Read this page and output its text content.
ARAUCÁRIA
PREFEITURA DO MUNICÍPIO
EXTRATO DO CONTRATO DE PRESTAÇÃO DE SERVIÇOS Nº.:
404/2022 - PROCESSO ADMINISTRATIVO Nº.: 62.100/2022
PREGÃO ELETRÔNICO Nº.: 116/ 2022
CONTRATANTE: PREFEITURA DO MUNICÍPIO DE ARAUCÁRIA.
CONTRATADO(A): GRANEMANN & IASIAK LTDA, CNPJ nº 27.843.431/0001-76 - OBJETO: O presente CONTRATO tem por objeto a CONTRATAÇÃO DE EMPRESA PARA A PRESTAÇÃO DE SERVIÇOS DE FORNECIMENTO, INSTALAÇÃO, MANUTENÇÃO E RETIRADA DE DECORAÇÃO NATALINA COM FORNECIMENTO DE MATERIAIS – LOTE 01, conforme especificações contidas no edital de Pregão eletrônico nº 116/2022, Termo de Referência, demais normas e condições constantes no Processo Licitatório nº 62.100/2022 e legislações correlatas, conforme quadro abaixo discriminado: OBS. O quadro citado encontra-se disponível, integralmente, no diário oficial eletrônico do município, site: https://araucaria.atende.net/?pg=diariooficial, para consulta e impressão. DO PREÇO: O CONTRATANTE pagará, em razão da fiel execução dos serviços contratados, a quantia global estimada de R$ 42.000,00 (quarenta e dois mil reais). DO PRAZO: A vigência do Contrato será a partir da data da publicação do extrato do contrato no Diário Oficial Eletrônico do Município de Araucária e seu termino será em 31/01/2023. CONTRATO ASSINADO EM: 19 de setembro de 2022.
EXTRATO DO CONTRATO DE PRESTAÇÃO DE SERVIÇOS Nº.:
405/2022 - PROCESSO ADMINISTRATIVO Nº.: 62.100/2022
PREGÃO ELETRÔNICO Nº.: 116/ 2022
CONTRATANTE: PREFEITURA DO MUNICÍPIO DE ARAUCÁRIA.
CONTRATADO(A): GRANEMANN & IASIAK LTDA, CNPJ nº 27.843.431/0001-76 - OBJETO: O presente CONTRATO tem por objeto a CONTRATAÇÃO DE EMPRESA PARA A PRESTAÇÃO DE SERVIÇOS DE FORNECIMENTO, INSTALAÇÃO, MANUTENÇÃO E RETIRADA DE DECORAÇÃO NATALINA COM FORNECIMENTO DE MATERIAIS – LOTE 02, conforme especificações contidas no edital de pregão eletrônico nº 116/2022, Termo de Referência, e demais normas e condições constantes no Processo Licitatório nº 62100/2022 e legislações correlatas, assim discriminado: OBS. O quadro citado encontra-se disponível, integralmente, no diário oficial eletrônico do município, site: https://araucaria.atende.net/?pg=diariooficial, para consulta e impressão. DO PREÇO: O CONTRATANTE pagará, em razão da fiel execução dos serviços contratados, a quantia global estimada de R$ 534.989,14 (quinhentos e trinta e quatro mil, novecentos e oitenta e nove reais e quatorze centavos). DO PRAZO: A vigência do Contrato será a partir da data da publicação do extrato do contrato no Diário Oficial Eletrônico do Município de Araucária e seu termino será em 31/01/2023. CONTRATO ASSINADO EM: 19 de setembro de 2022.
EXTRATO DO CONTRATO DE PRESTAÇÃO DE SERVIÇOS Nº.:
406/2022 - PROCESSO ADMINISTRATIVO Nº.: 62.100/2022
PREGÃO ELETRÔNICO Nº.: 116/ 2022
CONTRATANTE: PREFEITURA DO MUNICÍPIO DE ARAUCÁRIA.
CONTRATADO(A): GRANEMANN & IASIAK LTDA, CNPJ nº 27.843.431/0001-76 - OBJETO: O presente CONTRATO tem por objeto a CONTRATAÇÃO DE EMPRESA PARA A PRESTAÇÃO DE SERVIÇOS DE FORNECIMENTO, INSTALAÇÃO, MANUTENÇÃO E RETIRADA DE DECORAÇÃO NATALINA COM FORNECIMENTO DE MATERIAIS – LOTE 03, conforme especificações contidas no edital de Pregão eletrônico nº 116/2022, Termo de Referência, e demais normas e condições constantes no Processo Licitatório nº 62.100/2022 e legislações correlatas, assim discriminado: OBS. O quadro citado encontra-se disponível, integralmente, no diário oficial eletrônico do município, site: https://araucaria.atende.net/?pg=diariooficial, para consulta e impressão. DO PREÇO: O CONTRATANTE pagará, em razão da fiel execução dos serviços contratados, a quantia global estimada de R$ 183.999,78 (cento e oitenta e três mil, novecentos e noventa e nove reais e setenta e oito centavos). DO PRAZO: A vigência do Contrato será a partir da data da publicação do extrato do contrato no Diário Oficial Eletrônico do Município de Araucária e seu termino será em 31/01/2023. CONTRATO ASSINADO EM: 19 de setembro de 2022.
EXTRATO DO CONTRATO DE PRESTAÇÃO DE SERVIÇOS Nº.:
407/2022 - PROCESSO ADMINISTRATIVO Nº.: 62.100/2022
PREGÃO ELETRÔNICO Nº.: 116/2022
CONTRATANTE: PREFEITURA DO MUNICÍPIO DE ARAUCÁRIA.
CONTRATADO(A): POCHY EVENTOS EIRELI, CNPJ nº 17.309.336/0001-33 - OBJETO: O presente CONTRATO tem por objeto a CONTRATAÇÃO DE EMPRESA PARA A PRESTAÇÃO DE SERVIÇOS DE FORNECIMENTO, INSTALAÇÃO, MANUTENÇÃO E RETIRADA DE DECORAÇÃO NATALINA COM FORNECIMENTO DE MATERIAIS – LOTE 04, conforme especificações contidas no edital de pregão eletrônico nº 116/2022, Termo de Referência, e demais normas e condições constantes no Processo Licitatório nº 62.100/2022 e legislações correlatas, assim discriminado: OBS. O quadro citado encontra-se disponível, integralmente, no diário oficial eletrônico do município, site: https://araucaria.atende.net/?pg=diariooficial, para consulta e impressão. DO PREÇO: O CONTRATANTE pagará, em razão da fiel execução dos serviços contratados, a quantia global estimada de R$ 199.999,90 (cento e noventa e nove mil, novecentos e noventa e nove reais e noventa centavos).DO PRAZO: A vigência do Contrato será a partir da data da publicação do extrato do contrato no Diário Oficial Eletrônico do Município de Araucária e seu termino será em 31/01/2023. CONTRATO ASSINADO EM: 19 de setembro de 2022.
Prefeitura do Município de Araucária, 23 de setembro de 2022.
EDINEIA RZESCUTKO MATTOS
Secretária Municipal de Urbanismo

REQUIRED TASK: Send back each record exactly as it stands.

THE REPLY:
Read this page and output its text content.
ARAUCÁRIA
PREFEITURA DO MUNICÍPIO
EXTRATO DO CONTRATO DE PRESTAÇÃO DE SERVIÇOS Nº.:
404/2022 - PROCESSO ADMINISTRATIVO Nº.: 62.100/2022
PREGÃO ELETRÔNICO Nº.: 116/ 2022
CONTRATANTE: PREFEITURA DO MUNICÍPIO DE ARAUCÁRIA.
CONTRATADO(A): GRANEMANN & IASIAK LTDA, CNPJ nº 27.843.431/0001-76 - OBJETO: O presente CONTRATO tem por objeto a CONTRATAÇÃO DE EMPRESA PARA A PRESTAÇÃO DE SERVIÇOS DE FORNECIMENTO, INSTALAÇÃO, MANUTENÇÃO E RETIRADA DE DECORAÇÃO NATALINA COM FORNECIMENTO DE MATERIAIS – LOTE 01, conforme especificações contidas no edital de Pregão eletrônico nº 116/2022, Termo de Referência, demais normas e condições constantes no Processo Licitatório nº 62.100/2022 e legislações correlatas, conforme quadro abaixo discriminado: OBS. O quadro citado encontra-se disponível, integralmente, no diário oficial eletrônico do município, site: https://araucaria.atende.net/?pg=diariooficial, para consulta e impressão. DO PREÇO: O CONTRATANTE pagará, em razão da fiel execução dos serviços contratados, a quantia global estimada de R$ 42.000,00 (quarenta e dois mil reais). DO PRAZO: A vigência do Contrato será a partir da data da publicação do extrato do contrato no Diário Oficial Eletrônico do Município de Araucária e seu termino será em 31/01/2023. CONTRATO ASSINADO EM: 19 de setembro de 2022.
EXTRATO DO CONTRATO DE PRESTAÇÃO DE SERVIÇOS Nº.:
405/2022 - PROCESSO ADMINISTRATIVO Nº.: 62.100/2022
PREGÃO ELETRÔNICO Nº.: 116/ 2022
CONTRATANTE: PREFEITURA DO MUNICÍPIO DE ARAUCÁRIA.
CONTRATADO(A): GRANEMANN & IASIAK LTDA, CNPJ nº 27.843.431/0001-76 - OBJETO: O presente CONTRATO tem por objeto a CONTRATAÇÃO DE EMPRESA PARA A PRESTAÇÃO DE SERVIÇOS DE FORNECIMENTO, INSTALAÇÃO, MANUTENÇÃO E RETIRADA DE DECORAÇÃO NATALINA COM FORNECIMENTO DE MATERIAIS – LOTE 02, conforme especificações contidas no edital de pregão eletrônico nº 116/2022, Termo de Referência, e demais normas e condições constantes no Processo Licitatório nº 62100/2022 e legislações correlatas, assim discriminado: OBS. O quadro citado encontra-se disponível, integralmente, no diário oficial eletrônico do município, site: https://araucaria.atende.net/?pg=diariooficial, para consulta e impressão. DO PREÇO: O CONTRATANTE pagará, em razão da fiel execução dos serviços contratados, a quantia global estimada de R$ 534.989,14 (quinhentos e trinta e quatro mil, novecentos e oitenta e nove reais e quatorze centavos). DO PRAZO: A vigência do Contrato será a partir da data da publicação do extrato do contrato no Diário Oficial Eletrônico do Município de Araucária e seu termino será em 31/01/2023. CONTRATO ASSINADO EM: 19 de setembro de 2022.
EXTRATO DO CONTRATO DE PRESTAÇÃO DE SERVIÇOS Nº.:
406/2022 - PROCESSO ADMINISTRATIVO Nº.: 62.100/2022
PREGÃO ELETRÔNICO Nº.: 116/ 2022
CONTRATANTE: PREFEITURA DO MUNICÍPIO DE ARAUCÁRIA.
CONTRATADO(A): GRANEMANN & IASIAK LTDA, CNPJ nº 27.843.431/0001-76 - OBJETO: O presente CONTRATO tem por objeto a CONTRATAÇÃO DE EMPRESA PARA A PRESTAÇÃO DE SERVIÇOS DE FORNECIMENTO, INSTALAÇÃO, MANUTENÇÃO E RETIRADA DE DECORAÇÃO NATALINA COM FORNECIMENTO DE MATERIAIS – LOTE 03, conforme especificações contidas no edital de Pregão eletrônico nº 116/2022, Termo de Referência, e demais normas e condições constantes no Processo Licitatório nº 62.100/2022 e legislações correlatas, assim discriminado: OBS. O quadro citado encontra-se disponível, integralmente, no diário oficial eletrônico do município, site: https://araucaria.atende.net/?pg=diariooficial, para consulta e impressão. DO PREÇO: O CONTRATANTE pagará, em razão da fiel execução dos serviços contratados, a quantia global estimada de R$ 183.999,78 (cento e oitenta e três mil, novecentos e noventa e nove reais e setenta e oito centavos). DO PRAZO: A vigência do Contrato será a partir da data da publicação do extrato do contrato no Diário Oficial Eletrônico do Município de Araucária e seu termino será em 31/01/2023. CONTRATO ASSINADO EM: 19 de setembro de 2022.
EXTRATO DO CONTRATO DE PRESTAÇÃO DE SERVIÇOS Nº.:
407/2022 - PROCESSO ADMINISTRATIVO Nº.: 62.100/2022
PREGÃO ELETRÔNICO Nº.: 116/2022
CONTRATANTE: PREFEITURA DO MUNICÍPIO DE ARAUCÁRIA.
CONTRATADO(A): POCHY EVENTOS EIRELI, CNPJ nº 17.309.336/0001-33 - OBJETO: O presente CONTRATO tem por objeto a CONTRATAÇÃO DE EMPRESA PARA A PRESTAÇÃO DE SERVIÇOS DE FORNECIMENTO, INSTALAÇÃO, MANUTENÇÃO E RETIRADA DE DECORAÇÃO NATALINA COM FORNECIMENTO DE MATERIAIS – LOTE 04, conforme especificações contidas no edital de pregão eletrônico nº 116/2022, Termo de Referência, e demais normas e condições constantes no Processo Licitatório nº 62.100/2022 e legislações correlatas, assim discriminado: OBS. O quadro citado encontra-se disponível, integralmente, no diário oficial eletrônico do município, site: https://araucaria.atende.net/?pg=diariooficial, para consulta e impressão. DO PREÇO: O CONTRATANTE pagará, em razão da fiel execução dos serviços contratados, a quantia global estimada de R$ 199.999,90 (cento e noventa e nove mil, novecentos e noventa e nove reais e noventa centavos).DO PRAZO: A vigência do Contrato será a partir da data da publicação do extrato do contrato no Diário Oficial Eletrônico do Município de Araucária e seu termino será em 31/01/2023. CONTRATO ASSINADO EM: 19 de setembro de 2022.
Prefeitura do Município de Araucária, 23 de setembro de 2022.
EDINEIA RZESCUTKO MATTOS
Secretária Municipal de Urbanismo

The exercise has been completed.